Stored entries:

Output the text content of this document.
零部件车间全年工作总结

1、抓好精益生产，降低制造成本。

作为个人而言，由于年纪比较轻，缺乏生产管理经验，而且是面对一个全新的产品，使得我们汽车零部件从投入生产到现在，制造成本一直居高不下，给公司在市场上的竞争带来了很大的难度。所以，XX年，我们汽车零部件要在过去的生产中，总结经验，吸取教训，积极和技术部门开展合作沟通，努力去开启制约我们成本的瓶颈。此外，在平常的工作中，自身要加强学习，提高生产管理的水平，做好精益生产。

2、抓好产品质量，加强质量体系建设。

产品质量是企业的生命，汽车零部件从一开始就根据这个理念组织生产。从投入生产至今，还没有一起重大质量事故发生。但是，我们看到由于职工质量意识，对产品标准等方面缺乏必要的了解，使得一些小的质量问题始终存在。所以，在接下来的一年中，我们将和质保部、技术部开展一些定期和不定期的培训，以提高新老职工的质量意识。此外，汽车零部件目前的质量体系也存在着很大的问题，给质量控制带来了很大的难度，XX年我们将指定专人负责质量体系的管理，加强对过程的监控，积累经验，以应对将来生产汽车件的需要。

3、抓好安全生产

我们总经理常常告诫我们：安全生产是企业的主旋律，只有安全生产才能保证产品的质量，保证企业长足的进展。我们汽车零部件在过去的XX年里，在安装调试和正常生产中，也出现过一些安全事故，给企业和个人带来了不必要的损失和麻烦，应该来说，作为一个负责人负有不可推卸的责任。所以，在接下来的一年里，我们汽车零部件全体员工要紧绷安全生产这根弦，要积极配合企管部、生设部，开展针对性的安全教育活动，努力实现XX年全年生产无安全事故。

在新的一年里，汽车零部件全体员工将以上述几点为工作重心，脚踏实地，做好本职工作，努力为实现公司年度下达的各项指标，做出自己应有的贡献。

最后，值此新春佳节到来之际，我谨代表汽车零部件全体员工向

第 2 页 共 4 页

GIVEN PROBLEM: Faithfully reproduce all of the records, character for character.

THE SOLUTION:
Output the text content of this document.
零部件车间全年工作总结

1、抓好精益生产，降低制造成本。

作为个人而言，由于年纪比较轻，缺乏生产管理经验，而且是面对一个全新的产品，使得我们汽车零部件从投入生产到现在，制造成本一直居高不下，给公司在市场上的竞争带来了很大的难度。所以，XX年，我们汽车零部件要在过去的生产中，总结经验，吸取教训，积极和技术部门开展合作沟通，努力去开启制约我们成本的瓶颈。此外，在平常的工作中，自身要加强学习，提高生产管理的水平，做好精益生产。

2、抓好产品质量，加强质量体系建设。

产品质量是企业的生命，汽车零部件从一开始就根据这个理念组织生产。从投入生产至今，还没有一起重大质量事故发生。但是，我们看到由于职工质量意识，对产品标准等方面缺乏必要的了解，使得一些小的质量问题始终存在。所以，在接下来的一年中，我们将和质保部、技术部开展一些定期和不定期的培训，以提高新老职工的质量意识。此外，汽车零部件目前的质量体系也存在着很大的问题，给质量控制带来了很大的难度，XX年我们将指定专人负责质量体系的管理，加强对过程的监控，积累经验，以应对将来生产汽车件的需要。

3、抓好安全生产

我们总经理常常告诫我们：安全生产是企业的主旋律，只有安全生产才能保证产品的质量，保证企业长足的进展。我们汽车零部件在过去的XX年里，在安装调试和正常生产中，也出现过一些安全事故，给企业和个人带来了不必要的损失和麻烦，应该来说，作为一个负责人负有不可推卸的责任。所以，在接下来的一年里，我们汽车零部件全体员工要紧绷安全生产这根弦，要积极配合企管部、生设部，开展针对性的安全教育活动，努力实现XX年全年生产无安全事故。

在新的一年里，汽车零部件全体员工将以上述几点为工作重心，脚踏实地，做好本职工作，努力为实现公司年度下达的各项指标，做出自己应有的贡献。

最后，值此新春佳节到来之际，我谨代表汽车零部件全体员工向

第 2 页 共 4 页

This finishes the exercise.